SUPPLIED MATERIAL start
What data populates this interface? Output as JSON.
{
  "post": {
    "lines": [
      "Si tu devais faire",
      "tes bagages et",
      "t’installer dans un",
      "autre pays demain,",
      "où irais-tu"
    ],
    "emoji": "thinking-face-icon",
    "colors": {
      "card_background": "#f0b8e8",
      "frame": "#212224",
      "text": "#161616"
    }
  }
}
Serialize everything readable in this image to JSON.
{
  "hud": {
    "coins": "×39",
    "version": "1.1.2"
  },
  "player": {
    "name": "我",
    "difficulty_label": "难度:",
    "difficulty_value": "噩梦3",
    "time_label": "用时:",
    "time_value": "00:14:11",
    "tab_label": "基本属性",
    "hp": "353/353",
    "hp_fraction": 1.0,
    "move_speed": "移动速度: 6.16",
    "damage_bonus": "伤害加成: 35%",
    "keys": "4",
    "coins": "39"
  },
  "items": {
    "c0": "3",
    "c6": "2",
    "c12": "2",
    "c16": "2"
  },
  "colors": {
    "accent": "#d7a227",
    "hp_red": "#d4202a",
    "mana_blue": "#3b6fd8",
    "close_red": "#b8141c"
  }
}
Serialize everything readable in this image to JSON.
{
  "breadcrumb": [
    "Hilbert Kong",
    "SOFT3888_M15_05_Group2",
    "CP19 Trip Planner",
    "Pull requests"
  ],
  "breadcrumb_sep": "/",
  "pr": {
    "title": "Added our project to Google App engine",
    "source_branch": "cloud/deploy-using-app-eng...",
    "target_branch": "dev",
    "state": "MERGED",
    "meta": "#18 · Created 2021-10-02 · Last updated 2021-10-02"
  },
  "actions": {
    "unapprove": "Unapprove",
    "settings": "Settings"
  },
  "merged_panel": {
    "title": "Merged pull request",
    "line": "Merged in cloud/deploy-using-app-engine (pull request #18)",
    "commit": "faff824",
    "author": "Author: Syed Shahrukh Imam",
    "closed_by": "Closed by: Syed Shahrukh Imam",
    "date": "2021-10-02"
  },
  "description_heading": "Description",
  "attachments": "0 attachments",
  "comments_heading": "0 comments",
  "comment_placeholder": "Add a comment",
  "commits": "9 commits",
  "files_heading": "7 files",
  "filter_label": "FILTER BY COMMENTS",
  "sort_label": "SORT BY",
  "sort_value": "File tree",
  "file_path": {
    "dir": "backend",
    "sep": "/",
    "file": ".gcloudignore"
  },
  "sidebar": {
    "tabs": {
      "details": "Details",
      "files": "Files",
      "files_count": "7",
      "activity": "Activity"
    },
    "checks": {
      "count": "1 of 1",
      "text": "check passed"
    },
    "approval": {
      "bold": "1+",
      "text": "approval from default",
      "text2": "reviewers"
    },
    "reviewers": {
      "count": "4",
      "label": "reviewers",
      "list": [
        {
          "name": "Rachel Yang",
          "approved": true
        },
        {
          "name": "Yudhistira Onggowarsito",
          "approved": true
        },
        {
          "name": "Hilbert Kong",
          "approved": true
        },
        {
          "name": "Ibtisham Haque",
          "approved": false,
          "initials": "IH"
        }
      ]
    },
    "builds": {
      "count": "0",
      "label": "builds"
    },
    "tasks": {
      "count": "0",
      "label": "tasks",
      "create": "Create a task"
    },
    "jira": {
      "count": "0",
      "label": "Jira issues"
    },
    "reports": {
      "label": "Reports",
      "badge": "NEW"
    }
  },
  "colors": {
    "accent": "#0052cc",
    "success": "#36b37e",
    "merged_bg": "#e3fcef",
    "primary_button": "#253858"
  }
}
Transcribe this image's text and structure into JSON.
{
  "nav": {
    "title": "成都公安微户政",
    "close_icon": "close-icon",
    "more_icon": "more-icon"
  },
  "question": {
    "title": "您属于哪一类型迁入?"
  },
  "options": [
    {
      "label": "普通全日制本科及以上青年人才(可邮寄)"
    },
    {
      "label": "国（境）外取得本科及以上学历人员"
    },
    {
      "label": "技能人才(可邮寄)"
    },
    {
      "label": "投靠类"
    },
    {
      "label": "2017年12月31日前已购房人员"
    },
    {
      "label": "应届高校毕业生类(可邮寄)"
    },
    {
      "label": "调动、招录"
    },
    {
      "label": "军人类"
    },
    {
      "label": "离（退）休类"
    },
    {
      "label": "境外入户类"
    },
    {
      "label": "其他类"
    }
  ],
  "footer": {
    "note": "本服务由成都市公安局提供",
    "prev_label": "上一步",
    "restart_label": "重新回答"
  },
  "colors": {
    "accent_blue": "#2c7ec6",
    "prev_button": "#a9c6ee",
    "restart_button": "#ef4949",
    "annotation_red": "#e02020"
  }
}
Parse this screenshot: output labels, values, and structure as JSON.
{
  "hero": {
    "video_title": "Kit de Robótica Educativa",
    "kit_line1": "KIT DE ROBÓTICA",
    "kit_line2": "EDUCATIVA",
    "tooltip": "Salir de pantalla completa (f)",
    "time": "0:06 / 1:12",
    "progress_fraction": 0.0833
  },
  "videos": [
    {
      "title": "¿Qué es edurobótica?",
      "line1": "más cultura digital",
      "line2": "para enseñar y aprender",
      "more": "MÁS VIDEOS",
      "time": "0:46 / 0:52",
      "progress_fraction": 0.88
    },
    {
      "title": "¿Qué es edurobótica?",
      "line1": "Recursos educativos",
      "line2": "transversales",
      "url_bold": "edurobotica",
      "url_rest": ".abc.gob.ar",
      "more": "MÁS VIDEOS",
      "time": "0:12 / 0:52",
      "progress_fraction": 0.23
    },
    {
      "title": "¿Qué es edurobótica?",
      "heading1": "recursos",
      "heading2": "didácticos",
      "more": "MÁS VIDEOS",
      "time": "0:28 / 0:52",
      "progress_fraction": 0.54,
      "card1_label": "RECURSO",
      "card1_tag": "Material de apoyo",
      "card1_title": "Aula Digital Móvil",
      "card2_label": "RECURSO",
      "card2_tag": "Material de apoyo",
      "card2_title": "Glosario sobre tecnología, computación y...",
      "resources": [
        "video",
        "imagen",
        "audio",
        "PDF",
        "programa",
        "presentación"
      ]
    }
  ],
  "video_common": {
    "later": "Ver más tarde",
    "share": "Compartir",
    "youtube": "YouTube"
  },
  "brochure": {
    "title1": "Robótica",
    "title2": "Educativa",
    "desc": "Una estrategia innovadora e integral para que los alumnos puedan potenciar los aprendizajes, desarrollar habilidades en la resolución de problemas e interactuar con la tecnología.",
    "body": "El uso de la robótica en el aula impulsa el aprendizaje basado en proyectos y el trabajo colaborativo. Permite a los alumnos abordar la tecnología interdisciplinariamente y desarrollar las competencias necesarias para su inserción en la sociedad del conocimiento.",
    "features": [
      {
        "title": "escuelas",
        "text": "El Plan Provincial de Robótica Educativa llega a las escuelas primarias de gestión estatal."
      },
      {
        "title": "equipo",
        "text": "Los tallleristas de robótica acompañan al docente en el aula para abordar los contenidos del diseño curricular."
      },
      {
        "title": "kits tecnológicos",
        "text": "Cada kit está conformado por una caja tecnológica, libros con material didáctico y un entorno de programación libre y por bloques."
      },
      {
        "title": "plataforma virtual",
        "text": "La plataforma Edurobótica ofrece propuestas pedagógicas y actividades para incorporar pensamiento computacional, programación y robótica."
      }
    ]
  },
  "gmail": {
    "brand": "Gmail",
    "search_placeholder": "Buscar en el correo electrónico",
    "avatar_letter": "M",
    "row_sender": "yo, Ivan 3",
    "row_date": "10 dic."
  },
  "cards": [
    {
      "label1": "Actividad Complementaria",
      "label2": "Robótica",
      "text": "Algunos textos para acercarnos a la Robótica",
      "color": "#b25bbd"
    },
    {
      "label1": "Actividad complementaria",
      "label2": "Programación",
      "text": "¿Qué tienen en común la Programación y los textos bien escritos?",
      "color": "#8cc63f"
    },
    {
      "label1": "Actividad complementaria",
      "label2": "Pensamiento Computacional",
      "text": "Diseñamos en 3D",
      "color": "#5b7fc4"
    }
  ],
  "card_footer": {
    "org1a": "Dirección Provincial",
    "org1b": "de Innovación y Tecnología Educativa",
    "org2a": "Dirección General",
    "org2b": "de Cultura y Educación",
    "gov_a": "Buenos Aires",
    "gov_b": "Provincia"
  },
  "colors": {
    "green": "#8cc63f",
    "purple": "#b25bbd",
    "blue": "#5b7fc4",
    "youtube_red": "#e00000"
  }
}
SUPPLIED MATERIAL end
SHORT TASK:
Only the number is wanted: count the lines of the records that hold the word "Provincial".

RESPONSE BELOW:
2